DIRECTIVE:
Write out the whole listing, matching it exactly.

* Start *

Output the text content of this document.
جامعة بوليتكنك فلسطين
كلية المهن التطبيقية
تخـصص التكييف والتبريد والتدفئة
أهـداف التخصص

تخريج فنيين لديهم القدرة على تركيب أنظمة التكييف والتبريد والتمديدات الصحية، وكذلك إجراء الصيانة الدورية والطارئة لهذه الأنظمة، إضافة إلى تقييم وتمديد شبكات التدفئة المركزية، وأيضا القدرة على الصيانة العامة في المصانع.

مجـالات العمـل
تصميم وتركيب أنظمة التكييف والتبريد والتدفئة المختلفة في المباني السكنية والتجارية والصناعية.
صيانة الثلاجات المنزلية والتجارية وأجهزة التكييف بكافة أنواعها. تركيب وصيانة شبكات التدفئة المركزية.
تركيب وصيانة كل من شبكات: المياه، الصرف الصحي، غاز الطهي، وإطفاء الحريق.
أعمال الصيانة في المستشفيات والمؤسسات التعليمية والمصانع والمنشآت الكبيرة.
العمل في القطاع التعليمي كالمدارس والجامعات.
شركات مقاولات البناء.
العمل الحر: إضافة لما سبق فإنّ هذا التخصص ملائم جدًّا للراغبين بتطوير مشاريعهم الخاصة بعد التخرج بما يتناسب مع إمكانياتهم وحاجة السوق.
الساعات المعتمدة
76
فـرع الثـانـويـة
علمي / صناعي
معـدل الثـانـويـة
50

* End *

TASK ANSWER:
Output the text content of this document.
جامعة بوليتكنك فلسطين
كلية المهن التطبيقية
تخـصص التكييف والتبريد والتدفئة
أهـداف التخصص

تخريج فنيين لديهم القدرة على تركيب أنظمة التكييف والتبريد والتمديدات الصحية، وكذلك إجراء الصيانة الدورية والطارئة لهذه الأنظمة، إضافة إلى تقييم وتمديد شبكات التدفئة المركزية، وأيضا القدرة على الصيانة العامة في المصانع.

مجـالات العمـل
تصميم وتركيب أنظمة التكييف والتبريد والتدفئة المختلفة في المباني السكنية والتجارية والصناعية.
صيانة الثلاجات المنزلية والتجارية وأجهزة التكييف بكافة أنواعها. تركيب وصيانة شبكات التدفئة المركزية.
تركيب وصيانة كل من شبكات: المياه، الصرف الصحي، غاز الطهي، وإطفاء الحريق.
أعمال الصيانة في المستشفيات والمؤسسات التعليمية والمصانع والمنشآت الكبيرة.
العمل في القطاع التعليمي كالمدارس والجامعات.
شركات مقاولات البناء.
العمل الحر: إضافة لما سبق فإنّ هذا التخصص ملائم جدًّا للراغبين بتطوير مشاريعهم الخاصة بعد التخرج بما يتناسب مع إمكانياتهم وحاجة السوق.
الساعات المعتمدة
76
فـرع الثـانـويـة
علمي / صناعي
معـدل الثـانـويـة
50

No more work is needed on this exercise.